### Exercise
Filter the listing below, copying every line in which the word "Vazba" appears.

= = = = = = =

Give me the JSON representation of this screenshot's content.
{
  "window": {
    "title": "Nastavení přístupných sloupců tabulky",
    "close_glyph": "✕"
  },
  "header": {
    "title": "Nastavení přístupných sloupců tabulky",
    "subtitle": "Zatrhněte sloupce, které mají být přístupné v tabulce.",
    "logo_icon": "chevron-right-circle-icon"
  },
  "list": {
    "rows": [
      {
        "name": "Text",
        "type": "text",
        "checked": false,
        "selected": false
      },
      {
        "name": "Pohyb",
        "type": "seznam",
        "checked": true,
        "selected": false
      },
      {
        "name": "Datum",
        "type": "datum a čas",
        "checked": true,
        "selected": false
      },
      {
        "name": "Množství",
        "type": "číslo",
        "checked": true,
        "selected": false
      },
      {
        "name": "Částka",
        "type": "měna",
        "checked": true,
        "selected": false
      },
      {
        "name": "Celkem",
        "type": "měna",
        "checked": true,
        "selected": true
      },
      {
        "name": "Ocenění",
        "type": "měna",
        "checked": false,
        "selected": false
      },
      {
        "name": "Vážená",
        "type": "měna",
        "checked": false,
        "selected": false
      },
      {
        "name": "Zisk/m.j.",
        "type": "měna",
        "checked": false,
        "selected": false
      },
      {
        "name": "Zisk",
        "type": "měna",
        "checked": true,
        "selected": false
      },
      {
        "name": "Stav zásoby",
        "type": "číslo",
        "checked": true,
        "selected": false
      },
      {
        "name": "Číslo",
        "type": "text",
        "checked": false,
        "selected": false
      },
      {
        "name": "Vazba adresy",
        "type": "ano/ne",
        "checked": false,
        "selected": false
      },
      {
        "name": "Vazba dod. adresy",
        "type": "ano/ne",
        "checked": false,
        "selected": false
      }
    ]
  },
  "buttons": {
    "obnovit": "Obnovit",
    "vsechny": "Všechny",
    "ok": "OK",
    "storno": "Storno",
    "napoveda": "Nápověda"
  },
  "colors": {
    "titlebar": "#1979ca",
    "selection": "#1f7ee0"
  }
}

= = = = = = =

### Output below
        "name": "Vazba adresy",
        "name": "Vazba dod. adresy",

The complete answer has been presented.